Collected data entries

────

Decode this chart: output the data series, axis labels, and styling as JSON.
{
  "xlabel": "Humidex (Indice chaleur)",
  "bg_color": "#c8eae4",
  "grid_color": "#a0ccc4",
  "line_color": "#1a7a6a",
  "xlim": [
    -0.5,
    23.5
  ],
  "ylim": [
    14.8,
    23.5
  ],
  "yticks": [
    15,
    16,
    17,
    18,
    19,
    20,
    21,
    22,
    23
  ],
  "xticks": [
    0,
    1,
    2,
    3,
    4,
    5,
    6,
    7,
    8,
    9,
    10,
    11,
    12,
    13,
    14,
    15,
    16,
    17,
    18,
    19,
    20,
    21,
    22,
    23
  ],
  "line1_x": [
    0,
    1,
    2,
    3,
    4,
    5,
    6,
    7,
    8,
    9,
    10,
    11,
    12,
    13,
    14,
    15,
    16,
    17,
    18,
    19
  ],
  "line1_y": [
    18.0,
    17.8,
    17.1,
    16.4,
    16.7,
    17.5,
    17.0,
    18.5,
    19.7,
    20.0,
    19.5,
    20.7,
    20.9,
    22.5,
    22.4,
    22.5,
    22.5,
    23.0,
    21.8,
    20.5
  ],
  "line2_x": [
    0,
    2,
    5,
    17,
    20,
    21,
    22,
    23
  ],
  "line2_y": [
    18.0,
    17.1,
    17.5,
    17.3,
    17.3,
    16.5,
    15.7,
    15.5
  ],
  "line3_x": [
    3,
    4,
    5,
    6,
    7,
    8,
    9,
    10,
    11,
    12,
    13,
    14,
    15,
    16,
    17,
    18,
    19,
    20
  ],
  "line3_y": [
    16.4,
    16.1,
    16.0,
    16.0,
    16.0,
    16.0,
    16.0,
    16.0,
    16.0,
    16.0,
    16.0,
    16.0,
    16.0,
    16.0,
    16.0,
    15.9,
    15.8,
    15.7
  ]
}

────

Restate each record exactly as written.

**RESULT OF THE EXERCISE**
Decode this chart: output the data series, axis labels, and styling as JSON.
{
  "xlabel": "Humidex (Indice chaleur)",
  "bg_color": "#c8eae4",
  "grid_color": "#a0ccc4",
  "line_color": "#1a7a6a",
  "xlim": [
    -0.5,
    23.5
  ],
  "ylim": [
    14.8,
    23.5
  ],
  "yticks": [
    15,
    16,
    17,
    18,
    19,
    20,
    21,
    22,
    23
  ],
  "xticks": [
    0,
    1,
    2,
    3,
    4,
    5,
    6,
    7,
    8,
    9,
    10,
    11,
    12,
    13,
    14,
    15,
    16,
    17,
    18,
    19,
    20,
    21,
    22,
    23
  ],
  "line1_x": [
    0,
    1,
    2,
    3,
    4,
    5,
    6,
    7,
    8,
    9,
    10,
    11,
    12,
    13,
    14,
    15,
    16,
    17,
    18,
    19
  ],
  "line1_y": [
    18.0,
    17.8,
    17.1,
    16.4,
    16.7,
    17.5,
    17.0,
    18.5,
    19.7,
    20.0,
    19.5,
    20.7,
    20.9,
    22.5,
    22.4,
    22.5,
    22.5,
    23.0,
    21.8,
    20.5
  ],
  "line2_x": [
    0,
    2,
    5,
    17,
    20,
    21,
    22,
    23
  ],
  "line2_y": [
    18.0,
    17.1,
    17.5,
    17.3,
    17.3,
    16.5,
    15.7,
    15.5
  ],
  "line3_x": [
    3,
    4,
    5,
    6,
    7,
    8,
    9,
    10,
    11,
    12,
    13,
    14,
    15,
    16,
    17,
    18,
    19,
    20
  ],
  "line3_y": [
    16.4,
    16.1,
    16.0,
    16.0,
    16.0,
    16.0,
    16.0,
    16.0,
    16.0,
    16.0,
    16.0,
    16.0,
    16.0,
    16.0,
    16.0,
    15.9,
    15.8,
    15.7
  ]
}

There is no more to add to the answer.